**Data entries:**
====================

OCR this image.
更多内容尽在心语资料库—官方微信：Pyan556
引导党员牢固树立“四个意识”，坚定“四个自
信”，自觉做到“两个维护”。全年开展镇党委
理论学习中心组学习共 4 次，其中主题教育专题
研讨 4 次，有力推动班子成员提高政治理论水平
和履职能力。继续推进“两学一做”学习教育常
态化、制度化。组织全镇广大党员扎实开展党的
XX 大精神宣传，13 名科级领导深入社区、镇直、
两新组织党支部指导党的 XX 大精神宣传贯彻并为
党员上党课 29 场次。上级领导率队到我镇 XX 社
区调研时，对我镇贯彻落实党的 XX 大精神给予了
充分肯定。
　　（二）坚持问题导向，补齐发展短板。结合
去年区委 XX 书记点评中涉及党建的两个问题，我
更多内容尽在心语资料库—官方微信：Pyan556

====================

**Given task:**
Retype all of the material above with every character intact.

**Output of the exercise:**
OCR this image.
更多内容尽在心语资料库—官方微信：Pyan556
引导党员牢固树立“四个意识”，坚定“四个自
信”，自觉做到“两个维护”。全年开展镇党委
理论学习中心组学习共 4 次，其中主题教育专题
研讨 4 次，有力推动班子成员提高政治理论水平
和履职能力。继续推进“两学一做”学习教育常
态化、制度化。组织全镇广大党员扎实开展党的
XX 大精神宣传，13 名科级领导深入社区、镇直、
两新组织党支部指导党的 XX 大精神宣传贯彻并为
党员上党课 29 场次。上级领导率队到我镇 XX 社
区调研时，对我镇贯彻落实党的 XX 大精神给予了
充分肯定。
　　（二）坚持问题导向，补齐发展短板。结合
去年区委 XX 书记点评中涉及党建的两个问题，我
更多内容尽在心语资料库—官方微信：Pyan556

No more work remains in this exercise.